**WHAT THIS TASK INVOLVES**
Could you copy every line from the material below in which "Health" appears?

(Figure collection entries)
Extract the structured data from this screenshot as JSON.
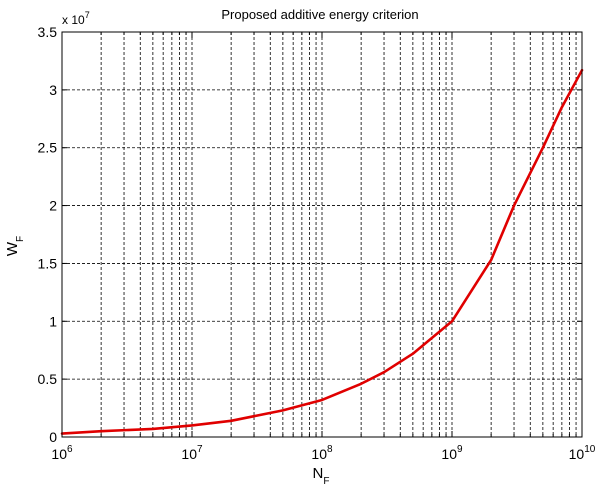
{
  "chart_data": {
    "type": "line",
    "title": "Proposed additive energy criterion",
    "x_scale": "log",
    "xlim": [
      1000000,
      10000000000
    ],
    "xlabel": {
      "main": "N",
      "sub": "F"
    },
    "x_ticks": [
      {
        "value": 1000000,
        "base": "10",
        "exp": "6"
      },
      {
        "value": 10000000,
        "base": "10",
        "exp": "7"
      },
      {
        "value": 100000000,
        "base": "10",
        "exp": "8"
      },
      {
        "value": 1000000000,
        "base": "10",
        "exp": "9"
      },
      {
        "value": 10000000000,
        "base": "10",
        "exp": "10"
      }
    ],
    "ylim": [
      0,
      3.5
    ],
    "ylabel": {
      "main": "W",
      "sub": "F"
    },
    "y_multiplier": {
      "base": "x 10",
      "exp": "7"
    },
    "y_ticks": [
      {
        "value": 0,
        "label": "0"
      },
      {
        "value": 0.5,
        "label": "0.5"
      },
      {
        "value": 1,
        "label": "1"
      },
      {
        "value": 1.5,
        "label": "1.5"
      },
      {
        "value": 2,
        "label": "2"
      },
      {
        "value": 2.5,
        "label": "2.5"
      },
      {
        "value": 3,
        "label": "3"
      },
      {
        "value": 3.5,
        "label": "3.5"
      }
    ],
    "grid": true,
    "grid_style": "dashed",
    "series": [
      {
        "color": "#e00000",
        "x": [
          1000000,
          2000000,
          5000000,
          10000000,
          20000000,
          50000000,
          100000000,
          200000000,
          300000000,
          500000000,
          1000000000,
          2000000000,
          3000000000,
          5000000000,
          7000000000,
          10000000000
        ],
        "y": [
          0.03,
          0.05,
          0.07,
          0.1,
          0.14,
          0.23,
          0.32,
          0.46,
          0.56,
          0.72,
          1.0,
          1.53,
          2.0,
          2.5,
          2.85,
          3.17
        ]
      }
    ]
  }
}
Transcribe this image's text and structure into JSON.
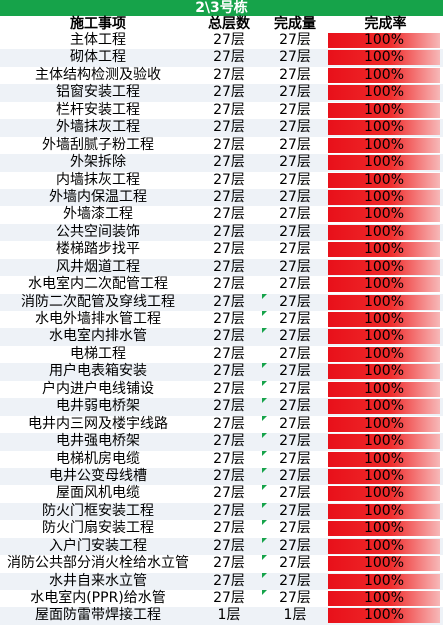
{
  "sheet": {
    "title": "2\\3号栋",
    "headers": {
      "item": "施工事项",
      "total": "总层数",
      "done": "完成量",
      "rate": "完成率"
    },
    "colors": {
      "title_bg": "#16a34a",
      "bar_red": "#e8101a",
      "alt_row": "#eef2f7",
      "tick_green": "#16a34a"
    },
    "rows": [
      {
        "item": "主体工程",
        "total": "27层",
        "done": "27层",
        "rate": "100%",
        "rate_fraction": 1.0,
        "tick": false
      },
      {
        "item": "砌体工程",
        "total": "27层",
        "done": "27层",
        "rate": "100%",
        "rate_fraction": 1.0,
        "tick": false
      },
      {
        "item": "主体结构检测及验收",
        "total": "27层",
        "done": "27层",
        "rate": "100%",
        "rate_fraction": 1.0,
        "tick": false
      },
      {
        "item": "铝窗安装工程",
        "total": "27层",
        "done": "27层",
        "rate": "100%",
        "rate_fraction": 1.0,
        "tick": false
      },
      {
        "item": "栏杆安装工程",
        "total": "27层",
        "done": "27层",
        "rate": "100%",
        "rate_fraction": 1.0,
        "tick": false
      },
      {
        "item": "外墙抹灰工程",
        "total": "27层",
        "done": "27层",
        "rate": "100%",
        "rate_fraction": 1.0,
        "tick": false
      },
      {
        "item": "外墙刮腻子粉工程",
        "total": "27层",
        "done": "27层",
        "rate": "100%",
        "rate_fraction": 1.0,
        "tick": false
      },
      {
        "item": "外架拆除",
        "total": "27层",
        "done": "27层",
        "rate": "100%",
        "rate_fraction": 1.0,
        "tick": false
      },
      {
        "item": "内墙抹灰工程",
        "total": "27层",
        "done": "27层",
        "rate": "100%",
        "rate_fraction": 1.0,
        "tick": false
      },
      {
        "item": "外墙内保温工程",
        "total": "27层",
        "done": "27层",
        "rate": "100%",
        "rate_fraction": 1.0,
        "tick": false
      },
      {
        "item": "外墙漆工程",
        "total": "27层",
        "done": "27层",
        "rate": "100%",
        "rate_fraction": 1.0,
        "tick": false
      },
      {
        "item": "公共空间装饰",
        "total": "27层",
        "done": "27层",
        "rate": "100%",
        "rate_fraction": 1.0,
        "tick": false
      },
      {
        "item": "楼梯踏步找平",
        "total": "27层",
        "done": "27层",
        "rate": "100%",
        "rate_fraction": 1.0,
        "tick": false
      },
      {
        "item": "风井烟道工程",
        "total": "27层",
        "done": "27层",
        "rate": "100%",
        "rate_fraction": 1.0,
        "tick": false
      },
      {
        "item": "水电室内二次配管工程",
        "total": "27层",
        "done": "27层",
        "rate": "100%",
        "rate_fraction": 1.0,
        "tick": false
      },
      {
        "item": "消防二次配管及穿线工程",
        "total": "27层",
        "done": "27层",
        "rate": "100%",
        "rate_fraction": 1.0,
        "tick": true
      },
      {
        "item": "水电外墙排水管工程",
        "total": "27层",
        "done": "27层",
        "rate": "100%",
        "rate_fraction": 1.0,
        "tick": true
      },
      {
        "item": "水电室内排水管",
        "total": "27层",
        "done": "27层",
        "rate": "100%",
        "rate_fraction": 1.0,
        "tick": true
      },
      {
        "item": "电梯工程",
        "total": "27层",
        "done": "27层",
        "rate": "100%",
        "rate_fraction": 1.0,
        "tick": false
      },
      {
        "item": "用户电表箱安装",
        "total": "27层",
        "done": "27层",
        "rate": "100%",
        "rate_fraction": 1.0,
        "tick": true
      },
      {
        "item": "户内进户电线铺设",
        "total": "27层",
        "done": "27层",
        "rate": "100%",
        "rate_fraction": 1.0,
        "tick": true
      },
      {
        "item": "电井弱电桥架",
        "total": "27层",
        "done": "27层",
        "rate": "100%",
        "rate_fraction": 1.0,
        "tick": true
      },
      {
        "item": "电井内三网及楼宇线路",
        "total": "27层",
        "done": "27层",
        "rate": "100%",
        "rate_fraction": 1.0,
        "tick": true
      },
      {
        "item": "电井强电桥架",
        "total": "27层",
        "done": "27层",
        "rate": "100%",
        "rate_fraction": 1.0,
        "tick": true
      },
      {
        "item": "电梯机房电缆",
        "total": "27层",
        "done": "27层",
        "rate": "100%",
        "rate_fraction": 1.0,
        "tick": true
      },
      {
        "item": "电井公变母线槽",
        "total": "27层",
        "done": "27层",
        "rate": "100%",
        "rate_fraction": 1.0,
        "tick": true
      },
      {
        "item": "屋面风机电缆",
        "total": "27层",
        "done": "27层",
        "rate": "100%",
        "rate_fraction": 1.0,
        "tick": true
      },
      {
        "item": "防火门框安装工程",
        "total": "27层",
        "done": "27层",
        "rate": "100%",
        "rate_fraction": 1.0,
        "tick": true
      },
      {
        "item": "防火门扇安装工程",
        "total": "27层",
        "done": "27层",
        "rate": "100%",
        "rate_fraction": 1.0,
        "tick": true
      },
      {
        "item": "入户门安装工程",
        "total": "27层",
        "done": "27层",
        "rate": "100%",
        "rate_fraction": 1.0,
        "tick": true
      },
      {
        "item": "消防公共部分消火栓给水立管",
        "total": "27层",
        "done": "27层",
        "rate": "100%",
        "rate_fraction": 1.0,
        "tick": true
      },
      {
        "item": "水井自来水立管",
        "total": "27层",
        "done": "27层",
        "rate": "100%",
        "rate_fraction": 1.0,
        "tick": true
      },
      {
        "item": "水电室内(PPR)给水管",
        "total": "27层",
        "done": "27层",
        "rate": "100%",
        "rate_fraction": 1.0,
        "tick": true
      },
      {
        "item": "屋面防雷带焊接工程",
        "total": "1层",
        "done": "1层",
        "rate": "100%",
        "rate_fraction": 1.0,
        "tick": false
      }
    ]
  }
}
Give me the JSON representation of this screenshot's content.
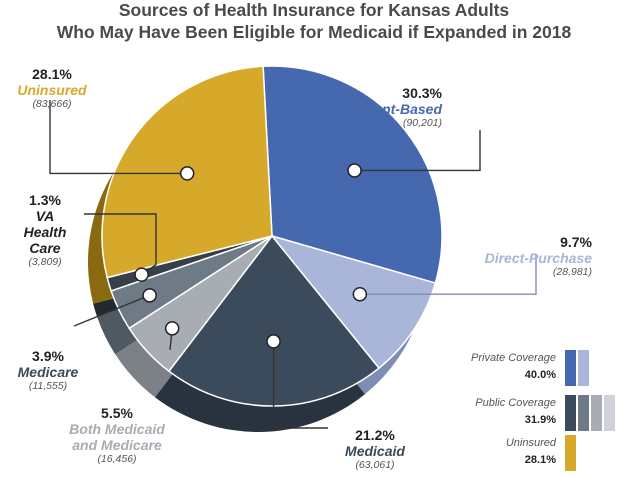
{
  "title": "Sources of Health Insurance for Kansas Adults",
  "subtitle": "Who May Have Been Eligible for Medicaid if Expanded in 2018",
  "chart_data": {
    "type": "pie",
    "title": "Sources of Health Insurance for Kansas Adults",
    "subtitle": "Who May Have Been Eligible for Medicaid if Expanded in 2018",
    "slices": [
      {
        "name": "Employment-Based",
        "percent": 30.3,
        "percent_label": "30.3%",
        "count_label": "(90,201)",
        "color": "#4668ae",
        "side_color": "#2f4a80",
        "label_color": "#4668ae"
      },
      {
        "name": "Direct-Purchase",
        "percent": 9.7,
        "percent_label": "9.7%",
        "count_label": "(28,981)",
        "color": "#a9b5d9",
        "side_color": "#7f8db5",
        "label_color": "#a9b5d9"
      },
      {
        "name": "Medicaid",
        "percent": 21.2,
        "percent_label": "21.2%",
        "count_label": "(63,061)",
        "color": "#3c4b5b",
        "side_color": "#28333f",
        "label_color": "#3c4b5b"
      },
      {
        "name": "Both Medicaid and Medicare",
        "percent": 5.5,
        "percent_label": "5.5%",
        "count_label": "(16,456)",
        "color": "#a7adb3",
        "side_color": "#7b8187",
        "label_color": "#a7adb3"
      },
      {
        "name": "Medicare",
        "percent": 3.9,
        "percent_label": "3.9%",
        "count_label": "(11,555)",
        "color": "#6e7a85",
        "side_color": "#4f5962",
        "label_color": "#3c4b5b"
      },
      {
        "name": "VA Health Care",
        "percent": 1.3,
        "percent_label": "1.3%",
        "count_label": "(3,809)",
        "color": "#37404a",
        "side_color": "#22282f",
        "label_color": "#222222"
      },
      {
        "name": "Uninsured",
        "percent": 28.1,
        "percent_label": "28.1%",
        "count_label": "(83,666)",
        "color": "#d6a92a",
        "side_color": "#8a6a10",
        "label_color": "#d6a92a"
      }
    ],
    "legend": [
      {
        "name": "Private Coverage",
        "percent_label": "40.0%",
        "swatches": [
          "#4668ae",
          "#a9b5d9"
        ]
      },
      {
        "name": "Public Coverage",
        "percent_label": "31.9%",
        "swatches": [
          "#3c4b5b",
          "#6e7a85",
          "#a7adb3",
          "#cfd3d8"
        ]
      },
      {
        "name": "Uninsured",
        "percent_label": "28.1%",
        "swatches": [
          "#d6a92a"
        ]
      }
    ],
    "legend_position": "bottom-right"
  }
}
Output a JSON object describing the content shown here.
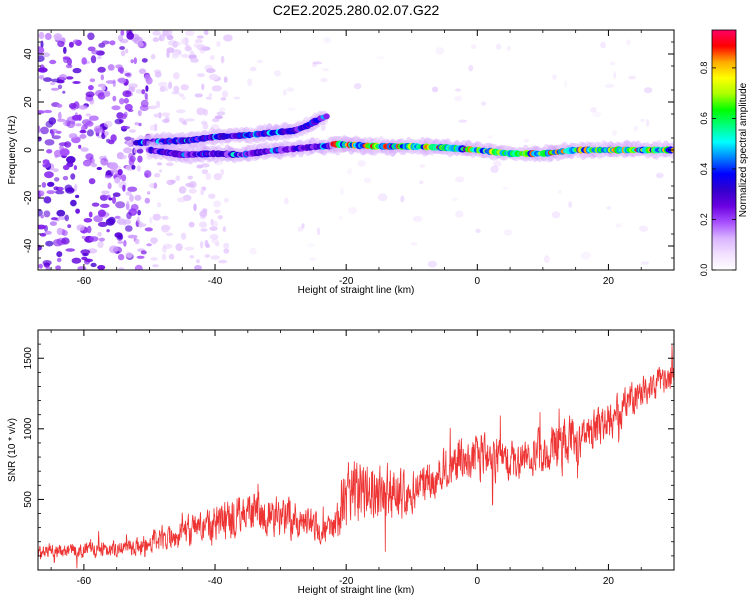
{
  "title": "C2E2.2025.280.02.07.G22",
  "colors": {
    "snr_line": "#ee3333",
    "axis": "#000000",
    "colormap": [
      "#ffffff",
      "#f2e0ff",
      "#d9b3ff",
      "#a64dff",
      "#6a00e0",
      "#3300cc",
      "#0000ff",
      "#0080ff",
      "#00ffff",
      "#00ff80",
      "#00ff00",
      "#aaff00",
      "#ffff00",
      "#ffaa00",
      "#ff0000",
      "#ff0066"
    ]
  },
  "chart_data": [
    {
      "type": "heatmap",
      "id": "spectrogram",
      "xlabel": "Height of straight line (km)",
      "ylabel": "Frequency (Hz)",
      "xlim": [
        -67,
        30
      ],
      "ylim": [
        -50,
        50
      ],
      "xticks": [
        -60,
        -40,
        -20,
        0,
        20
      ],
      "xtick_labels": [
        "-60",
        "-40",
        "-20",
        "0",
        "20"
      ],
      "yticks": [
        -40,
        -20,
        0,
        20,
        40
      ],
      "ytick_labels": [
        "-40",
        "-20",
        "0",
        "20",
        "40"
      ],
      "colorbar": {
        "label": "Normalized spectral amplitude",
        "range": [
          0,
          0.95
        ],
        "ticks": [
          0,
          0.2,
          0.4,
          0.6,
          0.8
        ],
        "tick_labels": [
          "0.0",
          "0.2",
          "0.4",
          "0.6",
          "0.8"
        ]
      },
      "tracks": [
        {
          "name": "upper branch",
          "points": [
            [
              -52,
              3
            ],
            [
              -48,
              3.5
            ],
            [
              -44,
              4
            ],
            [
              -40,
              5.5
            ],
            [
              -36,
              6
            ],
            [
              -32,
              7
            ],
            [
              -28,
              8
            ],
            [
              -26,
              10
            ],
            [
              -24,
              13
            ],
            [
              -23,
              14
            ]
          ],
          "amplitude": 0.4
        },
        {
          "name": "lower branch",
          "points": [
            [
              -50,
              0
            ],
            [
              -45,
              -2
            ],
            [
              -40,
              -1.5
            ],
            [
              -36,
              -2
            ],
            [
              -32,
              -0.5
            ],
            [
              -28,
              0.5
            ],
            [
              -24,
              1.5
            ],
            [
              -20,
              2
            ]
          ],
          "amplitude": 0.35
        },
        {
          "name": "main trace",
          "points": [
            [
              -22,
              2.5
            ],
            [
              -15,
              1.5
            ],
            [
              -10,
              1.5
            ],
            [
              -5,
              1
            ],
            [
              0,
              0
            ],
            [
              5,
              -1.5
            ],
            [
              10,
              -1.5
            ],
            [
              15,
              0
            ],
            [
              20,
              0
            ],
            [
              25,
              0
            ],
            [
              30,
              0
            ]
          ],
          "amplitude": 0.7
        }
      ]
    },
    {
      "type": "line",
      "id": "snr",
      "xlabel": "Height of straight line (km)",
      "ylabel": "SNR (10 * v/v)",
      "xlim": [
        -67,
        30
      ],
      "ylim": [
        0,
        1700
      ],
      "xticks": [
        -60,
        -40,
        -20,
        0,
        20
      ],
      "xtick_labels": [
        "-60",
        "-40",
        "-20",
        "0",
        "20"
      ],
      "yticks": [
        500,
        1000,
        1500
      ],
      "ytick_labels": [
        "500",
        "1000",
        "1500"
      ],
      "envelope": {
        "x": [
          -67,
          -60,
          -55,
          -52,
          -50,
          -45,
          -40,
          -35,
          -30,
          -25,
          -22,
          -20,
          -18,
          -15,
          -12,
          -10,
          -5,
          0,
          5,
          10,
          13,
          15,
          20,
          25,
          30
        ],
        "mean": [
          130,
          140,
          150,
          160,
          200,
          260,
          330,
          400,
          380,
          320,
          280,
          500,
          550,
          600,
          500,
          560,
          700,
          820,
          780,
          850,
          920,
          900,
          1050,
          1250,
          1400
        ],
        "amp": [
          60,
          70,
          75,
          80,
          110,
          140,
          180,
          200,
          180,
          150,
          120,
          300,
          300,
          300,
          260,
          200,
          200,
          220,
          200,
          200,
          250,
          200,
          180,
          150,
          130
        ]
      }
    }
  ]
}
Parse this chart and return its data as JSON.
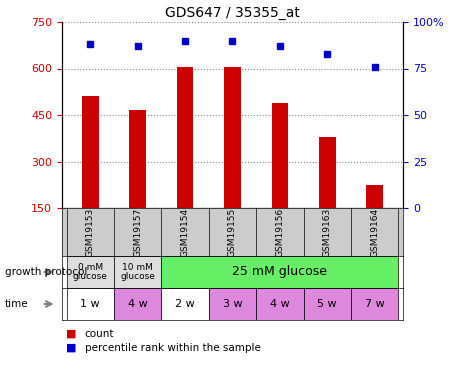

**EXERCISE RESPONSE**
  "title": "Sources of Health Insurance for Kansas Adults",
    "title": "Sources of Health Insurance for Kansas Adults",
        "name": "VA Health Care",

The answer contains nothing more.